**Instruction**
Go through the listing and write out all of it exactly.

····················

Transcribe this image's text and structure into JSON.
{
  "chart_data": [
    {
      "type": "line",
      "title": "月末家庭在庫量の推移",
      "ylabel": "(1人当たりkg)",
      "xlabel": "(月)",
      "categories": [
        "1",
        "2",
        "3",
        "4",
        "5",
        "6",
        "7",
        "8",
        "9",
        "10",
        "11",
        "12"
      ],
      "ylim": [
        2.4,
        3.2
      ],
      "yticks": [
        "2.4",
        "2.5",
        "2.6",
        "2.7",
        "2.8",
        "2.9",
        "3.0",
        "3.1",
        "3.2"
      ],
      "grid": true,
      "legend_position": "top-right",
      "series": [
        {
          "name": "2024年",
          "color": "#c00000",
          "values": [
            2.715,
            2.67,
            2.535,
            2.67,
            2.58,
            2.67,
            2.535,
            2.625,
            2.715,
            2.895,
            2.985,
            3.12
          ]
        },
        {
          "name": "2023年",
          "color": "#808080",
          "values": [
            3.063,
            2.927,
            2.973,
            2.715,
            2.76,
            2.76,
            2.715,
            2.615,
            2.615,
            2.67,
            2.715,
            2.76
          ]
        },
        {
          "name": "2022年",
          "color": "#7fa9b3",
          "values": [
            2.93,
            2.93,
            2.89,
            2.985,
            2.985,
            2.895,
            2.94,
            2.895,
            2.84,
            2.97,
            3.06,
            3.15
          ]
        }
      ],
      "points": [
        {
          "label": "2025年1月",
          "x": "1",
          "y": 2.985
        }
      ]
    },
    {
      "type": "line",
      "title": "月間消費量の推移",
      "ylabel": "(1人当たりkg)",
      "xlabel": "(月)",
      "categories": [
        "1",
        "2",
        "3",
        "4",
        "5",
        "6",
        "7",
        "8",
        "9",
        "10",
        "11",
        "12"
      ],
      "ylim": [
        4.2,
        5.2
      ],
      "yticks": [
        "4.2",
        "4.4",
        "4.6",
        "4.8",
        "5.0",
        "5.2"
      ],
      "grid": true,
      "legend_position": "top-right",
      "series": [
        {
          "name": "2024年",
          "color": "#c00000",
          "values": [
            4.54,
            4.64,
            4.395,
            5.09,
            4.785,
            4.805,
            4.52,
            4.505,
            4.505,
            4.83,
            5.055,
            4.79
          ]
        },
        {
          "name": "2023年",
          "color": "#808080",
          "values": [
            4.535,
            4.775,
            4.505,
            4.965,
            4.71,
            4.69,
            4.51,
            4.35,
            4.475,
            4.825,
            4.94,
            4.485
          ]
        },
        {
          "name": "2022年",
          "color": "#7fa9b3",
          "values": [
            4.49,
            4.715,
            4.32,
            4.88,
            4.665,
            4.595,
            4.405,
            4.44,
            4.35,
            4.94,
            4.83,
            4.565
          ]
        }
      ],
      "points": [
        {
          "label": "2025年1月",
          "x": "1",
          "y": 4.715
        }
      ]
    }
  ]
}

····················

**Problem solution**
Transcribe this image's text and structure into JSON.
{
  "chart_data": [
    {
      "type": "line",
      "title": "月末家庭在庫量の推移",
      "ylabel": "(1人当たりkg)",
      "xlabel": "(月)",
      "categories": [
        "1",
        "2",
        "3",
        "4",
        "5",
        "6",
        "7",
        "8",
        "9",
        "10",
        "11",
        "12"
      ],
      "ylim": [
        2.4,
        3.2
      ],
      "yticks": [
        "2.4",
        "2.5",
        "2.6",
        "2.7",
        "2.8",
        "2.9",
        "3.0",
        "3.1",
        "3.2"
      ],
      "grid": true,
      "legend_position": "top-right",
      "series": [
        {
          "name": "2024年",
          "color": "#c00000",
          "values": [
            2.715,
            2.67,
            2.535,
            2.67,
            2.58,
            2.67,
            2.535,
            2.625,
            2.715,
            2.895,
            2.985,
            3.12
          ]
        },
        {
          "name": "2023年",
          "color": "#808080",
          "values": [
            3.063,
            2.927,
            2.973,
            2.715,
            2.76,
            2.76,
            2.715,
            2.615,
            2.615,
            2.67,
            2.715,
            2.76
          ]
        },
        {
          "name": "2022年",
          "color": "#7fa9b3",
          "values": [
            2.93,
            2.93,
            2.89,
            2.985,
            2.985,
            2.895,
            2.94,
            2.895,
            2.84,
            2.97,
            3.06,
            3.15
          ]
        }
      ],
      "points": [
        {
          "label": "2025年1月",
          "x": "1",
          "y": 2.985
        }
      ]
    },
    {
      "type": "line",
      "title": "月間消費量の推移",
      "ylabel": "(1人当たりkg)",
      "xlabel": "(月)",
      "categories": [
        "1",
        "2",
        "3",
        "4",
        "5",
        "6",
        "7",
        "8",
        "9",
        "10",
        "11",
        "12"
      ],
      "ylim": [
        4.2,
        5.2
      ],
      "yticks": [
        "4.2",
        "4.4",
        "4.6",
        "4.8",
        "5.0",
        "5.2"
      ],
      "grid": true,
      "legend_position": "top-right",
      "series": [
        {
          "name": "2024年",
          "color": "#c00000",
          "values": [
            4.54,
            4.64,
            4.395,
            5.09,
            4.785,
            4.805,
            4.52,
            4.505,
            4.505,
            4.83,
            5.055,
            4.79
          ]
        },
        {
          "name": "2023年",
          "color": "#808080",
          "values": [
            4.535,
            4.775,
            4.505,
            4.965,
            4.71,
            4.69,
            4.51,
            4.35,
            4.475,
            4.825,
            4.94,
            4.485
          ]
        },
        {
          "name": "2022年",
          "color": "#7fa9b3",
          "values": [
            4.49,
            4.715,
            4.32,
            4.88,
            4.665,
            4.595,
            4.405,
            4.44,
            4.35,
            4.94,
            4.83,
            4.565
          ]
        }
      ],
      "points": [
        {
          "label": "2025年1月",
          "x": "1",
          "y": 4.715
        }
      ]
    }
  ]
}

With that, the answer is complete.